Work to do:
1. List the usernames of everyone who posts in the forum thread about pets below.
2. Carry the forum thread about pets below further, starting after its last post.

Quoted text:
★ ★ ★

# My pets



## Berthold (Jan 28, 2018)

She prefers pine bark orchid substrate 15 to 25 mm


----------



## Ray (Jan 29, 2018)

Just woke up and having my first sip of coffee, and it took me a minute to see the eyes.

That would startle the hell out of you, if you were unknowingly just going to repot something.


----------



## Paphluvr (Jan 29, 2018)

I had to read Ray's comment and go back to the photo to understand the thread title. It look like you have a lot of things that like a dormancy period.


----------



## Linus_Cello (Jan 29, 2018)

Hiding place or litter box?


----------



## Berthold (Jan 29, 2018)

Linus_Cello said:


> Hiding place or litter box?



No litter box, only a hidden view point to watch me at work, may be there is a mouse or something equivalent jumping out of my coat pocket

This fur-bearing animal is very clean.

★ ★ ★

Supplied material:

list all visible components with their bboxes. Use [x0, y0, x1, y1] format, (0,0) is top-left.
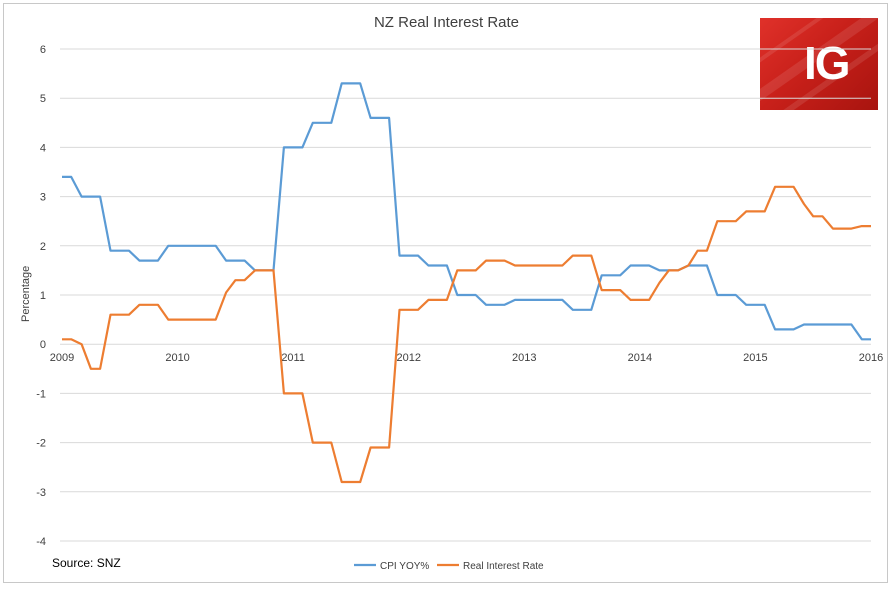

★ ★ ★

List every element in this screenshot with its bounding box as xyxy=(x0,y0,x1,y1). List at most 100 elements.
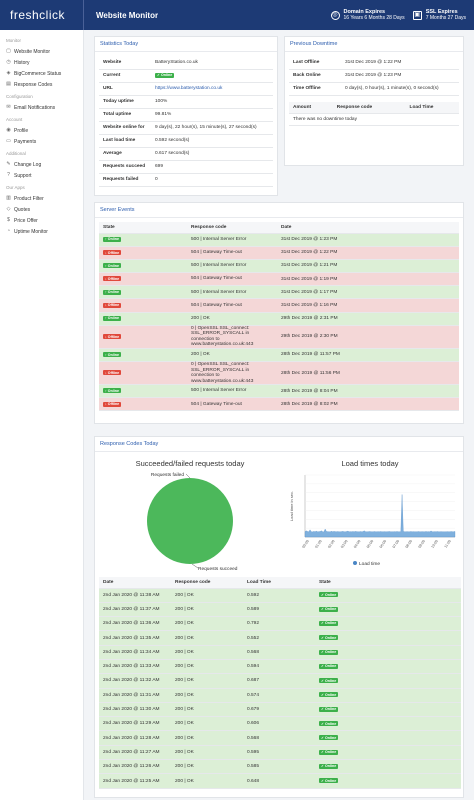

★ ★ ★

Answers for the tasks:
1. Berthold, Ray, Paphluvr, Linus_Cello

2.
----------



## cnycharles (Jan 29, 2018)

I had to read comment and search for eyes myself! Very spooky


Sent from my iPhone using Tapatalk


----------



## SlipperFan (Jan 29, 2018)

cool!


----------



## Berthold (Feb 27, 2018)

Ballet training


----------



## abax (Feb 28, 2018)

Black cats are enormously beautiful and mysterious. Those eyes in the bag
are so funny and a little spooky too.


----------



## Berthold (Feb 28, 2018)

If I have 21°F outdoor in the cat kogel below the cat's snout I have 36°F and that is good for the cat, not enough for my bedroom.


----------



## Ray (Feb 28, 2018)

When I was an undergrad, I found a stray kitten, also solid black with gold eyes. 

She lived with me in the dorms for years, and was my head rest on the 12+ hour drives between Atlanta and DC. She even went on our honeymoon. 


Ray Barkalow - Mobile


----------



## NYEric (Feb 28, 2018)

Cute! Thanks for sharing.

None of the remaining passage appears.